EXERCISE DETAILS:
Print the line containing "Decode this image" and each line after it through the end, please, with nothing added.

## begin GIVEN ENTRIES

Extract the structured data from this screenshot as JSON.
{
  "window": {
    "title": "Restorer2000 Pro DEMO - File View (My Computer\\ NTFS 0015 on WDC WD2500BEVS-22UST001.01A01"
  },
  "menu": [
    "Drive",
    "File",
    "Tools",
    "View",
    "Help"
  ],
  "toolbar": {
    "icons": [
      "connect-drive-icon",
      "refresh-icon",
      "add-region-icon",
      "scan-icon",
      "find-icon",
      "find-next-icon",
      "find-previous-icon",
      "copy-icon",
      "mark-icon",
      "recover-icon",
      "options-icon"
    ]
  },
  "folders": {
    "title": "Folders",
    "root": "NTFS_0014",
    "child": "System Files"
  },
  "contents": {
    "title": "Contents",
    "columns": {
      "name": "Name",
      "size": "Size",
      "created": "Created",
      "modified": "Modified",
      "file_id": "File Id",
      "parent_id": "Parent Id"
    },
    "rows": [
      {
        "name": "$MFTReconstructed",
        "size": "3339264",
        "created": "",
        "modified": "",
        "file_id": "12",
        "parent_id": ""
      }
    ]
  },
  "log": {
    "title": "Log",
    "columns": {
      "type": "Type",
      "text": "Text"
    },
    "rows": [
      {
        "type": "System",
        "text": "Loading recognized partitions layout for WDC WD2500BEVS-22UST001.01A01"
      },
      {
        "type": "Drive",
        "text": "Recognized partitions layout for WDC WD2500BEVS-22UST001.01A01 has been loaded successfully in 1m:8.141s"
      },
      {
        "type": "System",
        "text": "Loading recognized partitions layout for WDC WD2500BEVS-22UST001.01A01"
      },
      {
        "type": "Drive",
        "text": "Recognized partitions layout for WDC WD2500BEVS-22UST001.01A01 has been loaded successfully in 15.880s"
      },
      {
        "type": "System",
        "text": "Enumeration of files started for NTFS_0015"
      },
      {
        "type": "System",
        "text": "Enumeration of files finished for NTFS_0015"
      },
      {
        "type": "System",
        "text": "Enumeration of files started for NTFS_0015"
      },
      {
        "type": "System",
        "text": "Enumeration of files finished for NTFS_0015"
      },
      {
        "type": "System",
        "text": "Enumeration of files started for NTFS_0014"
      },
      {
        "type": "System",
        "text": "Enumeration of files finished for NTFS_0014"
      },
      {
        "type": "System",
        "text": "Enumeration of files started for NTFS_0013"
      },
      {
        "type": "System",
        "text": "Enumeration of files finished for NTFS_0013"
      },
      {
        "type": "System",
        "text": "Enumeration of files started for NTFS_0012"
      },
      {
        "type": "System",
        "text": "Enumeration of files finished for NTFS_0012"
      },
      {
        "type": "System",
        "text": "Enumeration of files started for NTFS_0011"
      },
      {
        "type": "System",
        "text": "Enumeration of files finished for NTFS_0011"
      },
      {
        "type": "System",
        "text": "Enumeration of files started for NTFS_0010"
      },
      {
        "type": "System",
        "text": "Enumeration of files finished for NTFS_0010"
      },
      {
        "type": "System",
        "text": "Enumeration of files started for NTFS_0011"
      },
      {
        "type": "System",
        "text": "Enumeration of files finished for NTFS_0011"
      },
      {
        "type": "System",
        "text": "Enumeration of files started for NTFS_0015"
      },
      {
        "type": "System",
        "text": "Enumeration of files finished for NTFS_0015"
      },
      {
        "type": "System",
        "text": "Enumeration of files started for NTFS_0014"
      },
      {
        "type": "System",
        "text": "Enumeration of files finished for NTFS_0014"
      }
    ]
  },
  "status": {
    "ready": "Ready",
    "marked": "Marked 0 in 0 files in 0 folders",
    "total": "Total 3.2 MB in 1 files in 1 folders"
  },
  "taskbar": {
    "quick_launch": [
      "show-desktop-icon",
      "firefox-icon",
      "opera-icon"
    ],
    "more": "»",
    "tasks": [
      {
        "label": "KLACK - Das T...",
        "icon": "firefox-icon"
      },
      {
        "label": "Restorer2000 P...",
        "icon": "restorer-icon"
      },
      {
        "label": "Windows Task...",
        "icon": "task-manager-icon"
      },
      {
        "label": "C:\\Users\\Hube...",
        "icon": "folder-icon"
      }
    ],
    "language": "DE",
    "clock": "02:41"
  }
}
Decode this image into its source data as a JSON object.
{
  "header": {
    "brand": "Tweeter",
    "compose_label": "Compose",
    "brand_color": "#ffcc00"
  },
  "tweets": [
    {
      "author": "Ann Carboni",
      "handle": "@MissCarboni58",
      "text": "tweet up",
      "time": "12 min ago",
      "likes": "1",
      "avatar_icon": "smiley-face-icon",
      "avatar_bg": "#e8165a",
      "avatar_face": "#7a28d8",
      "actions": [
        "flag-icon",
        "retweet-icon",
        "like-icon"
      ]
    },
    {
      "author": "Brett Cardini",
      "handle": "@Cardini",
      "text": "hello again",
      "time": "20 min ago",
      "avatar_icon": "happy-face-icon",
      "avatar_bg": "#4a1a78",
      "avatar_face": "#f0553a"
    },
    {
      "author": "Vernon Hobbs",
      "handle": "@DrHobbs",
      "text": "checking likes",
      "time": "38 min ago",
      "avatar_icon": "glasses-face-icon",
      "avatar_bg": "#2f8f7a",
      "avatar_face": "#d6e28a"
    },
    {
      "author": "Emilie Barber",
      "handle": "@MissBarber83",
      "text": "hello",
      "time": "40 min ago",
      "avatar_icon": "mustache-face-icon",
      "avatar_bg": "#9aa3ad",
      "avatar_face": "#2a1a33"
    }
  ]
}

## end GIVEN ENTRIES

REPLY TO THE TASK:
Decode this image into its source data as a JSON object.
{
  "header": {
    "brand": "Tweeter",
    "compose_label": "Compose",
    "brand_color": "#ffcc00"
  },
  "tweets": [
    {
      "author": "Ann Carboni",
      "handle": "@MissCarboni58",
      "text": "tweet up",
      "time": "12 min ago",
      "likes": "1",
      "avatar_icon": "smiley-face-icon",
      "avatar_bg": "#e8165a",
      "avatar_face": "#7a28d8",
      "actions": [
        "flag-icon",
        "retweet-icon",
        "like-icon"
      ]
    },
    {
      "author": "Brett Cardini",
      "handle": "@Cardini",
      "text": "hello again",
      "time": "20 min ago",
      "avatar_icon": "happy-face-icon",
      "avatar_bg": "#4a1a78",
      "avatar_face": "#f0553a"
    },
    {
      "author": "Vernon Hobbs",
      "handle": "@DrHobbs",
      "text": "checking likes",
      "time": "38 min ago",
      "avatar_icon": "glasses-face-icon",
      "avatar_bg": "#2f8f7a",
      "avatar_face": "#d6e28a"
    },
    {
      "author": "Emilie Barber",
      "handle": "@MissBarber83",
      "text": "hello",
      "time": "40 min ago",
      "avatar_icon": "mustache-face-icon",
      "avatar_bg": "#9aa3ad",
      "avatar_face": "#2a1a33"
    }
  ]
}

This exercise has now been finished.